**WHAT THIS TASK INVOLVES:** Will you write out all the entries below exactly?

**THE INPUT:**
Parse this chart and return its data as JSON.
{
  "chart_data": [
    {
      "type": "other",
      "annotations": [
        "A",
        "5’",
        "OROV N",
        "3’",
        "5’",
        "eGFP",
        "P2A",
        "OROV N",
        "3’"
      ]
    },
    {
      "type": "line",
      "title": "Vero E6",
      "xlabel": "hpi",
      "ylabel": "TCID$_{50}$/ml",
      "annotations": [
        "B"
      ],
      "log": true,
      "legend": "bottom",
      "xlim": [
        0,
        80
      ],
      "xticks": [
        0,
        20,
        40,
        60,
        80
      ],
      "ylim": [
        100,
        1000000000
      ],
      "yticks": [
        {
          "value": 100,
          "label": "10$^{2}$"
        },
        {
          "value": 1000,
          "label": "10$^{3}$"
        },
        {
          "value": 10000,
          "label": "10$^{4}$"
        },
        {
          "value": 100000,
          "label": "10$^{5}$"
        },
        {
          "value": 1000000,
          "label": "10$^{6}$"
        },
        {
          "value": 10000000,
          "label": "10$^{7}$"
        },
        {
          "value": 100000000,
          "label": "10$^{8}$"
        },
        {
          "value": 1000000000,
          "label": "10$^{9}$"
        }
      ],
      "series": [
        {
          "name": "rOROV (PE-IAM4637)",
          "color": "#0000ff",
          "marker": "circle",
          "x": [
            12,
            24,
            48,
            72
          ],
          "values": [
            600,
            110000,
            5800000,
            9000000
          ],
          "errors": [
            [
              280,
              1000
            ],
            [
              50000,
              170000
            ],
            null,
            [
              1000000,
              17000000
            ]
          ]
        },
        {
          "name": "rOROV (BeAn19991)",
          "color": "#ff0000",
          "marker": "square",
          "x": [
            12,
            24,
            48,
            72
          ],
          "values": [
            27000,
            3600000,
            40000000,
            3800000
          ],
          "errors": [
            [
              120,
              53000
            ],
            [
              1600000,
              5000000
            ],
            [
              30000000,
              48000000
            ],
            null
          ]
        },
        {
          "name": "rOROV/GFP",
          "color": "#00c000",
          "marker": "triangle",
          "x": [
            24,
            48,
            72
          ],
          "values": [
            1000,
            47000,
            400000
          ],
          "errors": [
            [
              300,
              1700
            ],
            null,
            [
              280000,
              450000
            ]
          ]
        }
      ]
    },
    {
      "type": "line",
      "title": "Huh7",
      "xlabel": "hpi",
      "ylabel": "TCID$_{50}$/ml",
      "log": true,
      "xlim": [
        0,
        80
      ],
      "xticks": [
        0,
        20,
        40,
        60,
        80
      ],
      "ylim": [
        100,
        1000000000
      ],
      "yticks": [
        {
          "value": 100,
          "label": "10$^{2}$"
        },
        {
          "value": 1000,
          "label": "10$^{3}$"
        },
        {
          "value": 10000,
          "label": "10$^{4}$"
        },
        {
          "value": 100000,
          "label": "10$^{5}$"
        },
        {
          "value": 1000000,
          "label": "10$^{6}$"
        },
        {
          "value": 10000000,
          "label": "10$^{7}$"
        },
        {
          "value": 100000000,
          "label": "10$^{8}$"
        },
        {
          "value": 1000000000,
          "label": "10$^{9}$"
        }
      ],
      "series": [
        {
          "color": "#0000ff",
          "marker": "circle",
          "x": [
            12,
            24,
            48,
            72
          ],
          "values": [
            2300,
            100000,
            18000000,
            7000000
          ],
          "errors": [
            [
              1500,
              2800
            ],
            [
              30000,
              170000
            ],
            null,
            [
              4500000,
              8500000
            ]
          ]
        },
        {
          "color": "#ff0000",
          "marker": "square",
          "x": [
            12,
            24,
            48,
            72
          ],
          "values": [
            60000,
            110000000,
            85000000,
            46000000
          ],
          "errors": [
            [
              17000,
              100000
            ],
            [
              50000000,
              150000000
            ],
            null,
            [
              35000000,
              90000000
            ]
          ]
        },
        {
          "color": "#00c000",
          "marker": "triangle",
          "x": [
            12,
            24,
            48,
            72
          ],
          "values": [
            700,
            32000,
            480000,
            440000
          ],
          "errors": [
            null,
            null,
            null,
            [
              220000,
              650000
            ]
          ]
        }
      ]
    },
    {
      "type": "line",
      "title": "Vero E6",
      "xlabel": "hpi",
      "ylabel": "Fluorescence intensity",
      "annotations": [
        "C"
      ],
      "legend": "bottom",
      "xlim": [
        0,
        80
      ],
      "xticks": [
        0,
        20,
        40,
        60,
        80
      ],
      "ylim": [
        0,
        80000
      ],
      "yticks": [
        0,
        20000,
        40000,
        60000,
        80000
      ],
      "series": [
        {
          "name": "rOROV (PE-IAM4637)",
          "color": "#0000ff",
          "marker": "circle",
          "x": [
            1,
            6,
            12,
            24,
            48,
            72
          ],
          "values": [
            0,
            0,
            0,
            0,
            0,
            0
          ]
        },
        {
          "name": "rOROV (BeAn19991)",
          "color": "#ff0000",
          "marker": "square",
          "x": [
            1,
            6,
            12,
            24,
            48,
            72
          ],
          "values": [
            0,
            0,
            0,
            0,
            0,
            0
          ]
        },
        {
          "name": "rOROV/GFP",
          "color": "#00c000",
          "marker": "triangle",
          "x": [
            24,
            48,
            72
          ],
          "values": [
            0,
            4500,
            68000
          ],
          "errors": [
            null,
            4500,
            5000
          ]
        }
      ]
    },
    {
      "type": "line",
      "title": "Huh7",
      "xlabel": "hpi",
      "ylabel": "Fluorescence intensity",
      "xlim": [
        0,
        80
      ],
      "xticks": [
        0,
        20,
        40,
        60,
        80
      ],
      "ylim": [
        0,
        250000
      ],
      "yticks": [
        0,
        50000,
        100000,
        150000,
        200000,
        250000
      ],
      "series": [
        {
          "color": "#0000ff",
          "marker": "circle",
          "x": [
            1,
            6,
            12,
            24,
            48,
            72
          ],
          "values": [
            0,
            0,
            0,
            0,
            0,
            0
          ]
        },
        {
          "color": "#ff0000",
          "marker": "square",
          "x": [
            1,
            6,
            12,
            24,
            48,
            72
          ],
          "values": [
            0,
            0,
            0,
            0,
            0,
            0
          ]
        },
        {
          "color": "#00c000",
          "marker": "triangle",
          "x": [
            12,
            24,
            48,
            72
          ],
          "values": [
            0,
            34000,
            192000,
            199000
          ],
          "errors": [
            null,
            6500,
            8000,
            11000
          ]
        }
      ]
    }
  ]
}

**ANSWER TO THE EXERCISE:**
Parse this chart and return its data as JSON.
{
  "chart_data": [
    {
      "type": "other",
      "annotations": [
        "A",
        "5’",
        "OROV N",
        "3’",
        "5’",
        "eGFP",
        "P2A",
        "OROV N",
        "3’"
      ]
    },
    {
      "type": "line",
      "title": "Vero E6",
      "xlabel": "hpi",
      "ylabel": "TCID$_{50}$/ml",
      "annotations": [
        "B"
      ],
      "log": true,
      "legend": "bottom",
      "xlim": [
        0,
        80
      ],
      "xticks": [
        0,
        20,
        40,
        60,
        80
      ],
      "ylim": [
        100,
        1000000000
      ],
      "yticks": [
        {
          "value": 100,
          "label": "10$^{2}$"
        },
        {
          "value": 1000,
          "label": "10$^{3}$"
        },
        {
          "value": 10000,
          "label": "10$^{4}$"
        },
        {
          "value": 100000,
          "label": "10$^{5}$"
        },
        {
          "value": 1000000,
          "label": "10$^{6}$"
        },
        {
          "value": 10000000,
          "label": "10$^{7}$"
        },
        {
          "value": 100000000,
          "label": "10$^{8}$"
        },
        {
          "value": 1000000000,
          "label": "10$^{9}$"
        }
      ],
      "series": [
        {
          "name": "rOROV (PE-IAM4637)",
          "color": "#0000ff",
          "marker": "circle",
          "x": [
            12,
            24,
            48,
            72
          ],
          "values": [
            600,
            110000,
            5800000,
            9000000
          ],
          "errors": [
            [
              280,
              1000
            ],
            [
              50000,
              170000
            ],
            null,
            [
              1000000,
              17000000
            ]
          ]
        },
        {
          "name": "rOROV (BeAn19991)",
          "color": "#ff0000",
          "marker": "square",
          "x": [
            12,
            24,
            48,
            72
          ],
          "values": [
            27000,
            3600000,
            40000000,
            3800000
          ],
          "errors": [
            [
              120,
              53000
            ],
            [
              1600000,
              5000000
            ],
            [
              30000000,
              48000000
            ],
            null
          ]
        },
        {
          "name": "rOROV/GFP",
          "color": "#00c000",
          "marker": "triangle",
          "x": [
            24,
            48,
            72
          ],
          "values": [
            1000,
            47000,
            400000
          ],
          "errors": [
            [
              300,
              1700
            ],
            null,
            [
              280000,
              450000
            ]
          ]
        }
      ]
    },
    {
      "type": "line",
      "title": "Huh7",
      "xlabel": "hpi",
      "ylabel": "TCID$_{50}$/ml",
      "log": true,
      "xlim": [
        0,
        80
      ],
      "xticks": [
        0,
        20,
        40,
        60,
        80
      ],
      "ylim": [
        100,
        1000000000
      ],
      "yticks": [
        {
          "value": 100,
          "label": "10$^{2}$"
        },
        {
          "value": 1000,
          "label": "10$^{3}$"
        },
        {
          "value": 10000,
          "label": "10$^{4}$"
        },
        {
          "value": 100000,
          "label": "10$^{5}$"
        },
        {
          "value": 1000000,
          "label": "10$^{6}$"
        },
        {
          "value": 10000000,
          "label": "10$^{7}$"
        },
        {
          "value": 100000000,
          "label": "10$^{8}$"
        },
        {
          "value": 1000000000,
          "label": "10$^{9}$"
        }
      ],
      "series": [
        {
          "color": "#0000ff",
          "marker": "circle",
          "x": [
            12,
            24,
            48,
            72
          ],
          "values": [
            2300,
            100000,
            18000000,
            7000000
          ],
          "errors": [
            [
              1500,
              2800
            ],
            [
              30000,
              170000
            ],
            null,
            [
              4500000,
              8500000
            ]
          ]
        },
        {
          "color": "#ff0000",
          "marker": "square",
          "x": [
            12,
            24,
            48,
            72
          ],
          "values": [
            60000,
            110000000,
            85000000,
            46000000
          ],
          "errors": [
            [
              17000,
              100000
            ],
            [
              50000000,
              150000000
            ],
            null,
            [
              35000000,
              90000000
            ]
          ]
        },
        {
          "color": "#00c000",
          "marker": "triangle",
          "x": [
            12,
            24,
            48,
            72
          ],
          "values": [
            700,
            32000,
            480000,
            440000
          ],
          "errors": [
            null,
            null,
            null,
            [
              220000,
              650000
            ]
          ]
        }
      ]
    },
    {
      "type": "line",
      "title": "Vero E6",
      "xlabel": "hpi",
      "ylabel": "Fluorescence intensity",
      "annotations": [
        "C"
      ],
      "legend": "bottom",
      "xlim": [
        0,
        80
      ],
      "xticks": [
        0,
        20,
        40,
        60,
        80
      ],
      "ylim": [
        0,
        80000
      ],
      "yticks": [
        0,
        20000,
        40000,
        60000,
        80000
      ],
      "series": [
        {
          "name": "rOROV (PE-IAM4637)",
          "color": "#0000ff",
          "marker": "circle",
          "x": [
            1,
            6,
            12,
            24,
            48,
            72
          ],
          "values": [
            0,
            0,
            0,
            0,
            0,
            0
          ]
        },
        {
          "name": "rOROV (BeAn19991)",
          "color": "#ff0000",
          "marker": "square",
          "x": [
            1,
            6,
            12,
            24,
            48,
            72
          ],
          "values": [
            0,
            0,
            0,
            0,
            0,
            0
          ]
        },
        {
          "name": "rOROV/GFP",
          "color": "#00c000",
          "marker": "triangle",
          "x": [
            24,
            48,
            72
          ],
          "values": [
            0,
            4500,
            68000
          ],
          "errors": [
            null,
            4500,
            5000
          ]
        }
      ]
    },
    {
      "type": "line",
      "title": "Huh7",
      "xlabel": "hpi",
      "ylabel": "Fluorescence intensity",
      "xlim": [
        0,
        80
      ],
      "xticks": [
        0,
        20,
        40,
        60,
        80
      ],
      "ylim": [
        0,
        250000
      ],
      "yticks": [
        0,
        50000,
        100000,
        150000,
        200000,
        250000
      ],
      "series": [
        {
          "color": "#0000ff",
          "marker": "circle",
          "x": [
            1,
            6,
            12,
            24,
            48,
            72
          ],
          "values": [
            0,
            0,
            0,
            0,
            0,
            0
          ]
        },
        {
          "color": "#ff0000",
          "marker": "square",
          "x": [
            1,
            6,
            12,
            24,
            48,
            72
          ],
          "values": [
            0,
            0,
            0,
            0,
            0,
            0
          ]
        },
        {
          "color": "#00c000",
          "marker": "triangle",
          "x": [
            12,
            24,
            48,
            72
          ],
          "values": [
            0,
            34000,
            192000,
            199000
          ],
          "errors": [
            null,
            6500,
            8000,
            11000
          ]
        }
      ]
    }
  ]
}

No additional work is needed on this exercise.